[START Working data]

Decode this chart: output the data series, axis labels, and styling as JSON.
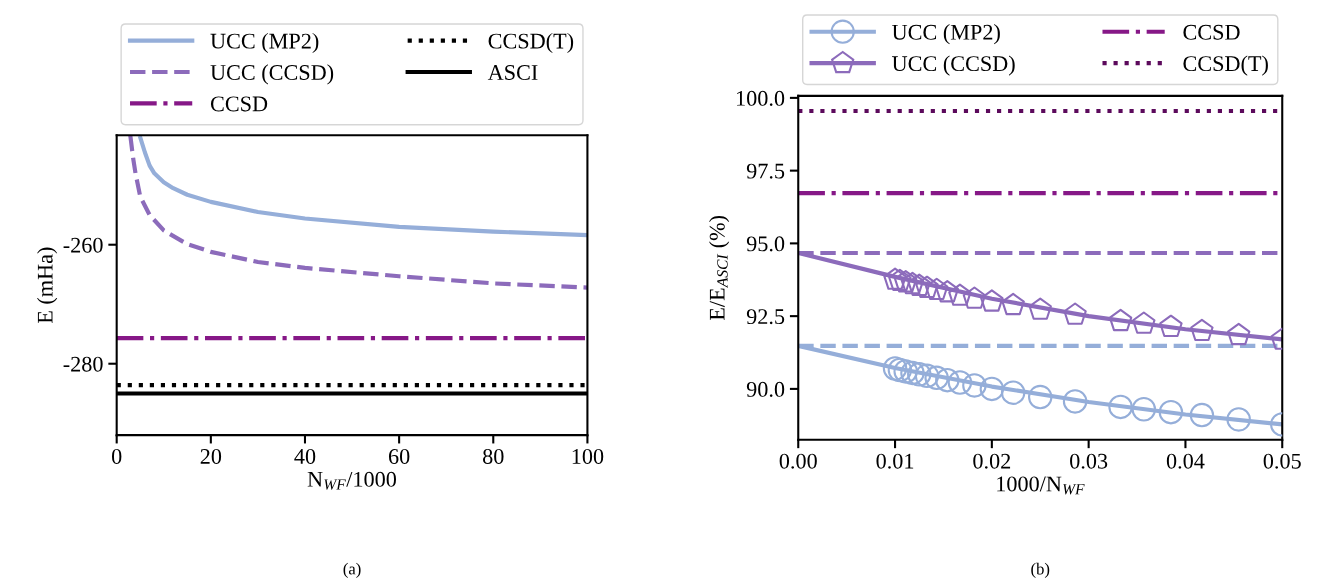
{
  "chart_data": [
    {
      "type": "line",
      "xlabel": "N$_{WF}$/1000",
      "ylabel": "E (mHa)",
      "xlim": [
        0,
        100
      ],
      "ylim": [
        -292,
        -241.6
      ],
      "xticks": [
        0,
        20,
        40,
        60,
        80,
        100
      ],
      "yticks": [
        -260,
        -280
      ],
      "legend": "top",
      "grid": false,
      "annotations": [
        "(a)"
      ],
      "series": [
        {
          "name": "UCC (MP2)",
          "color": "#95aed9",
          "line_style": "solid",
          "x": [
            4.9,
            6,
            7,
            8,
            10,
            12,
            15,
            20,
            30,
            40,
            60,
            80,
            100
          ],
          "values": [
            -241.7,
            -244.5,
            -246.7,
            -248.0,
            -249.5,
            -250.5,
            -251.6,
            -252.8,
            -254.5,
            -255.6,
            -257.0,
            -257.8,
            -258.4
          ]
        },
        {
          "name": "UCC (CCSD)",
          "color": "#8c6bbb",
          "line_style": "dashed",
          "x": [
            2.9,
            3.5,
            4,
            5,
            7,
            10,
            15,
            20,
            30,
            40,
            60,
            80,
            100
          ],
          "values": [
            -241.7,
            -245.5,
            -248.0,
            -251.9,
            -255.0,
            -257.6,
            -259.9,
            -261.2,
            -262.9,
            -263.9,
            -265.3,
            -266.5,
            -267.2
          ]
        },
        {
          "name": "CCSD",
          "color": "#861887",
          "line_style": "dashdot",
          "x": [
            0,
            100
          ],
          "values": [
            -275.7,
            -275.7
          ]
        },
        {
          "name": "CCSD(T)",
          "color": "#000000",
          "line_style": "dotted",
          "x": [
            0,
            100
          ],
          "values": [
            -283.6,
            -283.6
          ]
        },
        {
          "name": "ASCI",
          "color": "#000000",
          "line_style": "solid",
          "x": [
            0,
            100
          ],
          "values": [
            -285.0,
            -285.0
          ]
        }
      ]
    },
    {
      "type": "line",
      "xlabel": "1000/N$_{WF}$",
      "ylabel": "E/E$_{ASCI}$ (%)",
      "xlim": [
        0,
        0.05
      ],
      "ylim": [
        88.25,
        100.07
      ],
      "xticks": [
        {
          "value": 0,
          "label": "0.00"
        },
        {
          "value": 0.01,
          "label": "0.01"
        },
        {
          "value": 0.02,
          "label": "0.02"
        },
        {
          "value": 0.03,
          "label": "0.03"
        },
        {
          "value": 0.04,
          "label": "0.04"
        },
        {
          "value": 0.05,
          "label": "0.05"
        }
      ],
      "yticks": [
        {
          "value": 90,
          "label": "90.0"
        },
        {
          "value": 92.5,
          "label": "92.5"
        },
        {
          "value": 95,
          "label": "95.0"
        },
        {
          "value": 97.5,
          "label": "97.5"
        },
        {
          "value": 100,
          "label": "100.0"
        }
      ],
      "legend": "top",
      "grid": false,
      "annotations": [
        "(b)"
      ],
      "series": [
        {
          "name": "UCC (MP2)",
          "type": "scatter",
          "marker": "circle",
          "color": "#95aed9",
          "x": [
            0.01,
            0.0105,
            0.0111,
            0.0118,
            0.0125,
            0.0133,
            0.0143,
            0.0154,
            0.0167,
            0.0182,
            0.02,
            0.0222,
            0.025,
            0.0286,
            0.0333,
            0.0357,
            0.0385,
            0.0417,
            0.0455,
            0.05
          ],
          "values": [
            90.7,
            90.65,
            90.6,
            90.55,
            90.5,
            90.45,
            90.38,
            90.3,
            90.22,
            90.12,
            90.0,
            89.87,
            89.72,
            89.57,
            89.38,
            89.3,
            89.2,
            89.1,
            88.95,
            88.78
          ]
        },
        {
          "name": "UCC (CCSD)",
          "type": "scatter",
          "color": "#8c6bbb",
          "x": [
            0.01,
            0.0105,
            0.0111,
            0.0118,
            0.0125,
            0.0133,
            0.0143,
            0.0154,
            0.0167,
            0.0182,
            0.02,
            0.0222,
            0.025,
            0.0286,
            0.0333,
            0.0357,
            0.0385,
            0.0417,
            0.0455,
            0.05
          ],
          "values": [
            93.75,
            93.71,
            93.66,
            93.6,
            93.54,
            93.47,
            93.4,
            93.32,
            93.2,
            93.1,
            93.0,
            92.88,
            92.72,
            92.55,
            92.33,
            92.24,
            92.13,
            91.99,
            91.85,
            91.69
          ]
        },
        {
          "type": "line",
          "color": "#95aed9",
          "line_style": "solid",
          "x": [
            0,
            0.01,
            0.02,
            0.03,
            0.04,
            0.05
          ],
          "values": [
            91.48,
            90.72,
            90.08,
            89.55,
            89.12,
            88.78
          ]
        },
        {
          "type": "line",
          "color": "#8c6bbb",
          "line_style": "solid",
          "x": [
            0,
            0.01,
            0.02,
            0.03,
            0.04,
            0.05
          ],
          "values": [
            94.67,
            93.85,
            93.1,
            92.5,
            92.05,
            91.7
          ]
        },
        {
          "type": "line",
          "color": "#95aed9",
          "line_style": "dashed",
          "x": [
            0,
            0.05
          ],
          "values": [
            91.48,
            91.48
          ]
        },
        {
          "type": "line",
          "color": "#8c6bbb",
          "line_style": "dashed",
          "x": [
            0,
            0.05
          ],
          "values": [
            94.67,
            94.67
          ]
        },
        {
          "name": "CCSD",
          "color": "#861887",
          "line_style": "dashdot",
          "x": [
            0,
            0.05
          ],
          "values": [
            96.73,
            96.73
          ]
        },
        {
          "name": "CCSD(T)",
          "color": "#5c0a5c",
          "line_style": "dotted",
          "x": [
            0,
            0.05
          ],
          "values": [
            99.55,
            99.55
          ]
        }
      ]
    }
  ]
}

[END Working data]

> _Problem description_: Repeat each entry exactly as given; no pictures belong in the copy.

> _Response to the task_:
Decode this chart: output the data series, axis labels, and styling as JSON.
{
  "chart_data": [
    {
      "type": "line",
      "xlabel": "N$_{WF}$/1000",
      "ylabel": "E (mHa)",
      "xlim": [
        0,
        100
      ],
      "ylim": [
        -292,
        -241.6
      ],
      "xticks": [
        0,
        20,
        40,
        60,
        80,
        100
      ],
      "yticks": [
        -260,
        -280
      ],
      "legend": "top",
      "grid": false,
      "annotations": [
        "(a)"
      ],
      "series": [
        {
          "name": "UCC (MP2)",
          "color": "#95aed9",
          "line_style": "solid",
          "x": [
            4.9,
            6,
            7,
            8,
            10,
            12,
            15,
            20,
            30,
            40,
            60,
            80,
            100
          ],
          "values": [
            -241.7,
            -244.5,
            -246.7,
            -248.0,
            -249.5,
            -250.5,
            -251.6,
            -252.8,
            -254.5,
            -255.6,
            -257.0,
            -257.8,
            -258.4
          ]
        },
        {
          "name": "UCC (CCSD)",
          "color": "#8c6bbb",
          "line_style": "dashed",
          "x": [
            2.9,
            3.5,
            4,
            5,
            7,
            10,
            15,
            20,
            30,
            40,
            60,
            80,
            100
          ],
          "values": [
            -241.7,
            -245.5,
            -248.0,
            -251.9,
            -255.0,
            -257.6,
            -259.9,
            -261.2,
            -262.9,
            -263.9,
            -265.3,
            -266.5,
            -267.2
          ]
        },
        {
          "name": "CCSD",
          "color": "#861887",
          "line_style": "dashdot",
          "x": [
            0,
            100
          ],
          "values": [
            -275.7,
            -275.7
          ]
        },
        {
          "name": "CCSD(T)",
          "color": "#000000",
          "line_style": "dotted",
          "x": [
            0,
            100
          ],
          "values": [
            -283.6,
            -283.6
          ]
        },
        {
          "name": "ASCI",
          "color": "#000000",
          "line_style": "solid",
          "x": [
            0,
            100
          ],
          "values": [
            -285.0,
            -285.0
          ]
        }
      ]
    },
    {
      "type": "line",
      "xlabel": "1000/N$_{WF}$",
      "ylabel": "E/E$_{ASCI}$ (%)",
      "xlim": [
        0,
        0.05
      ],
      "ylim": [
        88.25,
        100.07
      ],
      "xticks": [
        {
          "value": 0,
          "label": "0.00"
        },
        {
          "value": 0.01,
          "label": "0.01"
        },
        {
          "value": 0.02,
          "label": "0.02"
        },
        {
          "value": 0.03,
          "label": "0.03"
        },
        {
          "value": 0.04,
          "label": "0.04"
        },
        {
          "value": 0.05,
          "label": "0.05"
        }
      ],
      "yticks": [
        {
          "value": 90,
          "label": "90.0"
        },
        {
          "value": 92.5,
          "label": "92.5"
        },
        {
          "value": 95,
          "label": "95.0"
        },
        {
          "value": 97.5,
          "label": "97.5"
        },
        {
          "value": 100,
          "label": "100.0"
        }
      ],
      "legend": "top",
      "grid": false,
      "annotations": [
        "(b)"
      ],
      "series": [
        {
          "name": "UCC (MP2)",
          "type": "scatter",
          "marker": "circle",
          "color": "#95aed9",
          "x": [
            0.01,
            0.0105,
            0.0111,
            0.0118,
            0.0125,
            0.0133,
            0.0143,
            0.0154,
            0.0167,
            0.0182,
            0.02,
            0.0222,
            0.025,
            0.0286,
            0.0333,
            0.0357,
            0.0385,
            0.0417,
            0.0455,
            0.05
          ],
          "values": [
            90.7,
            90.65,
            90.6,
            90.55,
            90.5,
            90.45,
            90.38,
            90.3,
            90.22,
            90.12,
            90.0,
            89.87,
            89.72,
            89.57,
            89.38,
            89.3,
            89.2,
            89.1,
            88.95,
            88.78
          ]
        },
        {
          "name": "UCC (CCSD)",
          "type": "scatter",
          "color": "#8c6bbb",
          "x": [
            0.01,
            0.0105,
            0.0111,
            0.0118,
            0.0125,
            0.0133,
            0.0143,
            0.0154,
            0.0167,
            0.0182,
            0.02,
            0.0222,
            0.025,
            0.0286,
            0.0333,
            0.0357,
            0.0385,
            0.0417,
            0.0455,
            0.05
          ],
          "values": [
            93.75,
            93.71,
            93.66,
            93.6,
            93.54,
            93.47,
            93.4,
            93.32,
            93.2,
            93.1,
            93.0,
            92.88,
            92.72,
            92.55,
            92.33,
            92.24,
            92.13,
            91.99,
            91.85,
            91.69
          ]
        },
        {
          "type": "line",
          "color": "#95aed9",
          "line_style": "solid",
          "x": [
            0,
            0.01,
            0.02,
            0.03,
            0.04,
            0.05
          ],
          "values": [
            91.48,
            90.72,
            90.08,
            89.55,
            89.12,
            88.78
          ]
        },
        {
          "type": "line",
          "color": "#8c6bbb",
          "line_style": "solid",
          "x": [
            0,
            0.01,
            0.02,
            0.03,
            0.04,
            0.05
          ],
          "values": [
            94.67,
            93.85,
            93.1,
            92.5,
            92.05,
            91.7
          ]
        },
        {
          "type": "line",
          "color": "#95aed9",
          "line_style": "dashed",
          "x": [
            0,
            0.05
          ],
          "values": [
            91.48,
            91.48
          ]
        },
        {
          "type": "line",
          "color": "#8c6bbb",
          "line_style": "dashed",
          "x": [
            0,
            0.05
          ],
          "values": [
            94.67,
            94.67
          ]
        },
        {
          "name": "CCSD",
          "color": "#861887",
          "line_style": "dashdot",
          "x": [
            0,
            0.05
          ],
          "values": [
            96.73,
            96.73
          ]
        },
        {
          "name": "CCSD(T)",
          "color": "#5c0a5c",
          "line_style": "dotted",
          "x": [
            0,
            0.05
          ],
          "values": [
            99.55,
            99.55
          ]
        }
      ]
    }
  ]
}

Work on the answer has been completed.